▶ **WHAT THIS TASK INVOLVES**
Extract, verbatim, all lines starting at the one containing "Extract all readable text from this page." and ending with the final line of the listing, and no others.

_ _ _

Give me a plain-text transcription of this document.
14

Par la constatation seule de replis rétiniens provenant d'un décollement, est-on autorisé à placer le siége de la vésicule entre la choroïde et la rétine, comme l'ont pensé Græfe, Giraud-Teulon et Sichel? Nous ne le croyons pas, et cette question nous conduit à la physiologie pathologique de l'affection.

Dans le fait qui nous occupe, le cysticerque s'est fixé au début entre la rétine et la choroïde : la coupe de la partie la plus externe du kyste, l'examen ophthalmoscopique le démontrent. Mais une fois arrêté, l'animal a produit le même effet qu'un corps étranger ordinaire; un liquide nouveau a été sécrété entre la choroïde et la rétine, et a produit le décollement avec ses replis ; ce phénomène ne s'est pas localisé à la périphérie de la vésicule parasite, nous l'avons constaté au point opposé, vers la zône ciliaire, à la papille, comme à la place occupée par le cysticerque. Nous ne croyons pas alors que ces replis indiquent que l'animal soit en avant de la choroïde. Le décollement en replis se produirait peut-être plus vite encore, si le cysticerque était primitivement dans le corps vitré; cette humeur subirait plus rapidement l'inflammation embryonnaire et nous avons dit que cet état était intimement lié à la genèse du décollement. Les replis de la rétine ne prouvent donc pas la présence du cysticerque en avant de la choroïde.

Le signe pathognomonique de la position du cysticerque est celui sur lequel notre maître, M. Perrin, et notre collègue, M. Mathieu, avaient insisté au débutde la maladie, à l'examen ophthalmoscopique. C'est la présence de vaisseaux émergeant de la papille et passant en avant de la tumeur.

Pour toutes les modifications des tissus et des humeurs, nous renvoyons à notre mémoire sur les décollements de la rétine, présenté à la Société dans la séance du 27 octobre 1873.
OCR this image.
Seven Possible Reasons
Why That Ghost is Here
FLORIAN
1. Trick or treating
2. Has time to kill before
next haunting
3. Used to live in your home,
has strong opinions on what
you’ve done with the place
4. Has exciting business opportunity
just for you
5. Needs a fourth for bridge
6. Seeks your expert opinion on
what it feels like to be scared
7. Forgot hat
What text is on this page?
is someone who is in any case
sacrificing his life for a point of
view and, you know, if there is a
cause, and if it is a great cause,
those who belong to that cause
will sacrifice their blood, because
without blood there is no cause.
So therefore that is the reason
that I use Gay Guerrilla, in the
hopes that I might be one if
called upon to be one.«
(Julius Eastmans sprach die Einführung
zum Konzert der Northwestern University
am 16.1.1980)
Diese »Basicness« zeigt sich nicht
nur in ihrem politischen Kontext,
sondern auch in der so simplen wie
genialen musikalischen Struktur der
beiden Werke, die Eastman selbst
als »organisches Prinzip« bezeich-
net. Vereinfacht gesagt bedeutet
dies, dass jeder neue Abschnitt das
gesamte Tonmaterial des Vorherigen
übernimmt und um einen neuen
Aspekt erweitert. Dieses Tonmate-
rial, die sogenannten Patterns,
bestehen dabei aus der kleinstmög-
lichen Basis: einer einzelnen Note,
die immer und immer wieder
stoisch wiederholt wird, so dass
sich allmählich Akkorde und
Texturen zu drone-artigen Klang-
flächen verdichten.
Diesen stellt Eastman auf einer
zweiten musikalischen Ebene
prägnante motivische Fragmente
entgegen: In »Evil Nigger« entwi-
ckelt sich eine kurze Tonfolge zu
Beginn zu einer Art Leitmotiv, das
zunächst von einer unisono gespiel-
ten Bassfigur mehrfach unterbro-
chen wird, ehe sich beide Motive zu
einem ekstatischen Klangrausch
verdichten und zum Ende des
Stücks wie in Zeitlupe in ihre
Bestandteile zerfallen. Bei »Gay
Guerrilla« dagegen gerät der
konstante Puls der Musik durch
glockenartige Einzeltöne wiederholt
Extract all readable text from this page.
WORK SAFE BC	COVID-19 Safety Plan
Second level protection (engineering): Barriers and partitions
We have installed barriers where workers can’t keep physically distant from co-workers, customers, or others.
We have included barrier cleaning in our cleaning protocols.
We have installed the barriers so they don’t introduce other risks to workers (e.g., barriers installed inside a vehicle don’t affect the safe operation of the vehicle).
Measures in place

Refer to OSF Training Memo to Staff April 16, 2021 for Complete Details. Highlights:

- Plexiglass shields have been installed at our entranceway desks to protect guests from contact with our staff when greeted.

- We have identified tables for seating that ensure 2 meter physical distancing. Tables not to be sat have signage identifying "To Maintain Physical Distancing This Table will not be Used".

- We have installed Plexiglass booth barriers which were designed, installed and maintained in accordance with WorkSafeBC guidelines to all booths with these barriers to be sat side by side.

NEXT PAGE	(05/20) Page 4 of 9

_ _ _

▶ **EXERCISE OUTPUT**
Extract all readable text from this page.
WORK SAFE BC	COVID-19 Safety Plan
Second level protection (engineering): Barriers and partitions
We have installed barriers where workers can’t keep physically distant from co-workers, customers, or others.
We have included barrier cleaning in our cleaning protocols.
We have installed the barriers so they don’t introduce other risks to workers (e.g., barriers installed inside a vehicle don’t affect the safe operation of the vehicle).
Measures in place

Refer to OSF Training Memo to Staff April 16, 2021 for Complete Details. Highlights:

- Plexiglass shields have been installed at our entranceway desks to protect guests from contact with our staff when greeted.

- We have identified tables for seating that ensure 2 meter physical distancing. Tables not to be sat have signage identifying "To Maintain Physical Distancing This Table will not be Used".

- We have installed Plexiglass booth barriers which were designed, installed and maintained in accordance with WorkSafeBC guidelines to all booths with these barriers to be sat side by side.

NEXT PAGE	(05/20) Page 4 of 9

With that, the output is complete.